◆ **To do**
Reproduce the entire listing word for word.

━━ Provided data

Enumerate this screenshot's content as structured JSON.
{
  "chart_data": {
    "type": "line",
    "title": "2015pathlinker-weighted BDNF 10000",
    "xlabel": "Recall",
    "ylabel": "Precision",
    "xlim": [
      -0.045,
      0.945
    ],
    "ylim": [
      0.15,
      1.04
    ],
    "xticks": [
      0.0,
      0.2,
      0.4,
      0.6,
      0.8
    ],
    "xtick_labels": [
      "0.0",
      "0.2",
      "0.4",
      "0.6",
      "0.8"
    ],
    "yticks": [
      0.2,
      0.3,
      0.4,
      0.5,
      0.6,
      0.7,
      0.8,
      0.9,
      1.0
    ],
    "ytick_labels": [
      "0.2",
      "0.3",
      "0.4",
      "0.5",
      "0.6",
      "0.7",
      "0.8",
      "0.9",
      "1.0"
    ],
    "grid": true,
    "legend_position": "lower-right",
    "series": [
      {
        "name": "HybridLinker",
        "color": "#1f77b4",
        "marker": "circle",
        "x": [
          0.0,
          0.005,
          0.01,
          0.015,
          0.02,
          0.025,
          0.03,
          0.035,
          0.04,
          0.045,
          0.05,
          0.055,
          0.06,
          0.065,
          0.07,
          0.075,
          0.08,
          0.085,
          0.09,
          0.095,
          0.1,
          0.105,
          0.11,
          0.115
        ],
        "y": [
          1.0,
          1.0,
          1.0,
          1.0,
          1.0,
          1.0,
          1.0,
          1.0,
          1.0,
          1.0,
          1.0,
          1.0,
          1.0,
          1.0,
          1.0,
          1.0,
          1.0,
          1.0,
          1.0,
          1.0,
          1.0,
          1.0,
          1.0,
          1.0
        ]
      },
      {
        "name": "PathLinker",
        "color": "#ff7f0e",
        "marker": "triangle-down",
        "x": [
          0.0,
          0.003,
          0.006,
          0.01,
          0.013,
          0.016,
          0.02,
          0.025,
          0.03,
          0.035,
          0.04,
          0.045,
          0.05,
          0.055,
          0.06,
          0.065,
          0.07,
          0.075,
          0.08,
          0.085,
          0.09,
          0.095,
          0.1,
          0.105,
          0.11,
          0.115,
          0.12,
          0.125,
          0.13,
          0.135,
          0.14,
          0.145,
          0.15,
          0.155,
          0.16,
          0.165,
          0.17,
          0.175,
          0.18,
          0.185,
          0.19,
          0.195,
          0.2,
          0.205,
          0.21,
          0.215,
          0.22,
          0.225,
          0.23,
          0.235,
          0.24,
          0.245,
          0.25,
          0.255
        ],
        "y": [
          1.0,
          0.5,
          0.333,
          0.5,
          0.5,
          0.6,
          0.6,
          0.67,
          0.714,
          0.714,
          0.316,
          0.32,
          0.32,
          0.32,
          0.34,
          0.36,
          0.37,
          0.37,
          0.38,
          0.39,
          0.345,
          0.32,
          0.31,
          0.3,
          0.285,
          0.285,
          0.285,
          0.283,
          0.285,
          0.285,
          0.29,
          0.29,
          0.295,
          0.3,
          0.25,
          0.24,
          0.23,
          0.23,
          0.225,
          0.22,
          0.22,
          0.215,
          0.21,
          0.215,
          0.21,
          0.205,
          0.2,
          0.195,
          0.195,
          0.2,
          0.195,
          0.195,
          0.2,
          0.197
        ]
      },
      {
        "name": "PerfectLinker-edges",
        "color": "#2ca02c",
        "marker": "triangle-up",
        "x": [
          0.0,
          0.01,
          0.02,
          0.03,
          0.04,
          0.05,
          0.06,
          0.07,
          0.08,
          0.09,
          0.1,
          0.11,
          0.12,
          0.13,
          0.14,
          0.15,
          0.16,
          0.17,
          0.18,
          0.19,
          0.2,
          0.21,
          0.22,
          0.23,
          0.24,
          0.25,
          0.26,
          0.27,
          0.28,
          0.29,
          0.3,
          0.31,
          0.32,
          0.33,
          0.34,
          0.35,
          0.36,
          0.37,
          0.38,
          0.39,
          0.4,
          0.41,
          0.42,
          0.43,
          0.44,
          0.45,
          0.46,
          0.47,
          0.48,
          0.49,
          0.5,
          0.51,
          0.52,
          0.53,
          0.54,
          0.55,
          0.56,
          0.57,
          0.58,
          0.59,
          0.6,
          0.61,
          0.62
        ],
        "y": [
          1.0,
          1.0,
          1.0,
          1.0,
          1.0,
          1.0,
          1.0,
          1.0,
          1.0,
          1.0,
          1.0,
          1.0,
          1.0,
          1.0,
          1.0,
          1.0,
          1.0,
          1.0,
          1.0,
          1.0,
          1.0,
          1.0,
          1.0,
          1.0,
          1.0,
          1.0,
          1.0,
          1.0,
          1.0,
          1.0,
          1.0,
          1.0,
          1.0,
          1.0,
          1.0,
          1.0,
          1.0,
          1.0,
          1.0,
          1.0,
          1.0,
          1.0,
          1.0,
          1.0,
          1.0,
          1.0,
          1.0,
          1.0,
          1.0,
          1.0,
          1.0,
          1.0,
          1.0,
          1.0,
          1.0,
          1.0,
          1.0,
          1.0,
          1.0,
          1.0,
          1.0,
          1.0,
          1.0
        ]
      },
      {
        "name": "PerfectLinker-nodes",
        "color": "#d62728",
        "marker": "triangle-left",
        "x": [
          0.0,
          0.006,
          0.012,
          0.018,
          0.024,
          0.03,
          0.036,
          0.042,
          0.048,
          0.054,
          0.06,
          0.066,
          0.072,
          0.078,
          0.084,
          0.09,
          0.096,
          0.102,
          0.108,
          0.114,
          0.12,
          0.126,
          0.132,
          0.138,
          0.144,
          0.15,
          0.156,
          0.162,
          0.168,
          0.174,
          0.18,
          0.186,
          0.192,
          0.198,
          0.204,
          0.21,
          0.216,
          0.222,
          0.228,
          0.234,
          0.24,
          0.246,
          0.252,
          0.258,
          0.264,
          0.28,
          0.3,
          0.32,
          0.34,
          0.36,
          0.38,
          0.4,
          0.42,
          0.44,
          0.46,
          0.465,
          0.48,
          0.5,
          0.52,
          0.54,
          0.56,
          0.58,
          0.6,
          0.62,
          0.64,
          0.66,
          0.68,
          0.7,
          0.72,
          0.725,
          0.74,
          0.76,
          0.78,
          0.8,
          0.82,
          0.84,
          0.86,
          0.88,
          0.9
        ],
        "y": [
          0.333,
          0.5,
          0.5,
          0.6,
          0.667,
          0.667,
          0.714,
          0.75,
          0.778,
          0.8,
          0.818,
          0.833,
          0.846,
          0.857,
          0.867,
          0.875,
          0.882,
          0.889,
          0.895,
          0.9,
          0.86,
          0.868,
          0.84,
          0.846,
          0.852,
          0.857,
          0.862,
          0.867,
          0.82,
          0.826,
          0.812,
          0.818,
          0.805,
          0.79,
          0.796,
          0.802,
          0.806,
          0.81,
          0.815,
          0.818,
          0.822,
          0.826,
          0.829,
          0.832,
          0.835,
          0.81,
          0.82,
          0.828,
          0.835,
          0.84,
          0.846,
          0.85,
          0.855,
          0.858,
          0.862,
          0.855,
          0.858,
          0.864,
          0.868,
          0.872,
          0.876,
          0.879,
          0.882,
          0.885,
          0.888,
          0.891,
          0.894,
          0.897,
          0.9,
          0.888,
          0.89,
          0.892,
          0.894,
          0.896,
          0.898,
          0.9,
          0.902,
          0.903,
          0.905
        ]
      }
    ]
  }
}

━━━━

◆ **The solution**
Enumerate this screenshot's content as structured JSON.
{
  "chart_data": {
    "type": "line",
    "title": "2015pathlinker-weighted BDNF 10000",
    "xlabel": "Recall",
    "ylabel": "Precision",
    "xlim": [
      -0.045,
      0.945
    ],
    "ylim": [
      0.15,
      1.04
    ],
    "xticks": [
      0.0,
      0.2,
      0.4,
      0.6,
      0.8
    ],
    "xtick_labels": [
      "0.0",
      "0.2",
      "0.4",
      "0.6",
      "0.8"
    ],
    "yticks": [
      0.2,
      0.3,
      0.4,
      0.5,
      0.6,
      0.7,
      0.8,
      0.9,
      1.0
    ],
    "ytick_labels": [
      "0.2",
      "0.3",
      "0.4",
      "0.5",
      "0.6",
      "0.7",
      "0.8",
      "0.9",
      "1.0"
    ],
    "grid": true,
    "legend_position": "lower-right",
    "series": [
      {
        "name": "HybridLinker",
        "color": "#1f77b4",
        "marker": "circle",
        "x": [
          0.0,
          0.005,
          0.01,
          0.015,
          0.02,
          0.025,
          0.03,
          0.035,
          0.04,
          0.045,
          0.05,
          0.055,
          0.06,
          0.065,
          0.07,
          0.075,
          0.08,
          0.085,
          0.09,
          0.095,
          0.1,
          0.105,
          0.11,
          0.115
        ],
        "y": [
          1.0,
          1.0,
          1.0,
          1.0,
          1.0,
          1.0,
          1.0,
          1.0,
          1.0,
          1.0,
          1.0,
          1.0,
          1.0,
          1.0,
          1.0,
          1.0,
          1.0,
          1.0,
          1.0,
          1.0,
          1.0,
          1.0,
          1.0,
          1.0
        ]
      },
      {
        "name": "PathLinker",
        "color": "#ff7f0e",
        "marker": "triangle-down",
        "x": [
          0.0,
          0.003,
          0.006,
          0.01,
          0.013,
          0.016,
          0.02,
          0.025,
          0.03,
          0.035,
          0.04,
          0.045,
          0.05,
          0.055,
          0.06,
          0.065,
          0.07,
          0.075,
          0.08,
          0.085,
          0.09,
          0.095,
          0.1,
          0.105,
          0.11,
          0.115,
          0.12,
          0.125,
          0.13,
          0.135,
          0.14,
          0.145,
          0.15,
          0.155,
          0.16,
          0.165,
          0.17,
          0.175,
          0.18,
          0.185,
          0.19,
          0.195,
          0.2,
          0.205,
          0.21,
          0.215,
          0.22,
          0.225,
          0.23,
          0.235,
          0.24,
          0.245,
          0.25,
          0.255
        ],
        "y": [
          1.0,
          0.5,
          0.333,
          0.5,
          0.5,
          0.6,
          0.6,
          0.67,
          0.714,
          0.714,
          0.316,
          0.32,
          0.32,
          0.32,
          0.34,
          0.36,
          0.37,
          0.37,
          0.38,
          0.39,
          0.345,
          0.32,
          0.31,
          0.3,
          0.285,
          0.285,
          0.285,
          0.283,
          0.285,
          0.285,
          0.29,
          0.29,
          0.295,
          0.3,
          0.25,
          0.24,
          0.23,
          0.23,
          0.225,
          0.22,
          0.22,
          0.215,
          0.21,
          0.215,
          0.21,
          0.205,
          0.2,
          0.195,
          0.195,
          0.2,
          0.195,
          0.195,
          0.2,
          0.197
        ]
      },
      {
        "name": "PerfectLinker-edges",
        "color": "#2ca02c",
        "marker": "triangle-up",
        "x": [
          0.0,
          0.01,
          0.02,
          0.03,
          0.04,
          0.05,
          0.06,
          0.07,
          0.08,
          0.09,
          0.1,
          0.11,
          0.12,
          0.13,
          0.14,
          0.15,
          0.16,
          0.17,
          0.18,
          0.19,
          0.2,
          0.21,
          0.22,
          0.23,
          0.24,
          0.25,
          0.26,
          0.27,
          0.28,
          0.29,
          0.3,
          0.31,
          0.32,
          0.33,
          0.34,
          0.35,
          0.36,
          0.37,
          0.38,
          0.39,
          0.4,
          0.41,
          0.42,
          0.43,
          0.44,
          0.45,
          0.46,
          0.47,
          0.48,
          0.49,
          0.5,
          0.51,
          0.52,
          0.53,
          0.54,
          0.55,
          0.56,
          0.57,
          0.58,
          0.59,
          0.6,
          0.61,
          0.62
        ],
        "y": [
          1.0,
          1.0,
          1.0,
          1.0,
          1.0,
          1.0,
          1.0,
          1.0,
          1.0,
          1.0,
          1.0,
          1.0,
          1.0,
          1.0,
          1.0,
          1.0,
          1.0,
          1.0,
          1.0,
          1.0,
          1.0,
          1.0,
          1.0,
          1.0,
          1.0,
          1.0,
          1.0,
          1.0,
          1.0,
          1.0,
          1.0,
          1.0,
          1.0,
          1.0,
          1.0,
          1.0,
          1.0,
          1.0,
          1.0,
          1.0,
          1.0,
          1.0,
          1.0,
          1.0,
          1.0,
          1.0,
          1.0,
          1.0,
          1.0,
          1.0,
          1.0,
          1.0,
          1.0,
          1.0,
          1.0,
          1.0,
          1.0,
          1.0,
          1.0,
          1.0,
          1.0,
          1.0,
          1.0
        ]
      },
      {
        "name": "PerfectLinker-nodes",
        "color": "#d62728",
        "marker": "triangle-left",
        "x": [
          0.0,
          0.006,
          0.012,
          0.018,
          0.024,
          0.03,
          0.036,
          0.042,
          0.048,
          0.054,
          0.06,
          0.066,
          0.072,
          0.078,
          0.084,
          0.09,
          0.096,
          0.102,
          0.108,
          0.114,
          0.12,
          0.126,
          0.132,
          0.138,
          0.144,
          0.15,
          0.156,
          0.162,
          0.168,
          0.174,
          0.18,
          0.186,
          0.192,
          0.198,
          0.204,
          0.21,
          0.216,
          0.222,
          0.228,
          0.234,
          0.24,
          0.246,
          0.252,
          0.258,
          0.264,
          0.28,
          0.3,
          0.32,
          0.34,
          0.36,
          0.38,
          0.4,
          0.42,
          0.44,
          0.46,
          0.465,
          0.48,
          0.5,
          0.52,
          0.54,
          0.56,
          0.58,
          0.6,
          0.62,
          0.64,
          0.66,
          0.68,
          0.7,
          0.72,
          0.725,
          0.74,
          0.76,
          0.78,
          0.8,
          0.82,
          0.84,
          0.86,
          0.88,
          0.9
        ],
        "y": [
          0.333,
          0.5,
          0.5,
          0.6,
          0.667,
          0.667,
          0.714,
          0.75,
          0.778,
          0.8,
          0.818,
          0.833,
          0.846,
          0.857,
          0.867,
          0.875,
          0.882,
          0.889,
          0.895,
          0.9,
          0.86,
          0.868,
          0.84,
          0.846,
          0.852,
          0.857,
          0.862,
          0.867,
          0.82,
          0.826,
          0.812,
          0.818,
          0.805,
          0.79,
          0.796,
          0.802,
          0.806,
          0.81,
          0.815,
          0.818,
          0.822,
          0.826,
          0.829,
          0.832,
          0.835,
          0.81,
          0.82,
          0.828,
          0.835,
          0.84,
          0.846,
          0.85,
          0.855,
          0.858,
          0.862,
          0.855,
          0.858,
          0.864,
          0.868,
          0.872,
          0.876,
          0.879,
          0.882,
          0.885,
          0.888,
          0.891,
          0.894,
          0.897,
          0.9,
          0.888,
          0.89,
          0.892,
          0.894,
          0.896,
          0.898,
          0.9,
          0.902,
          0.903,
          0.905
        ]
      }
    ]
  }
}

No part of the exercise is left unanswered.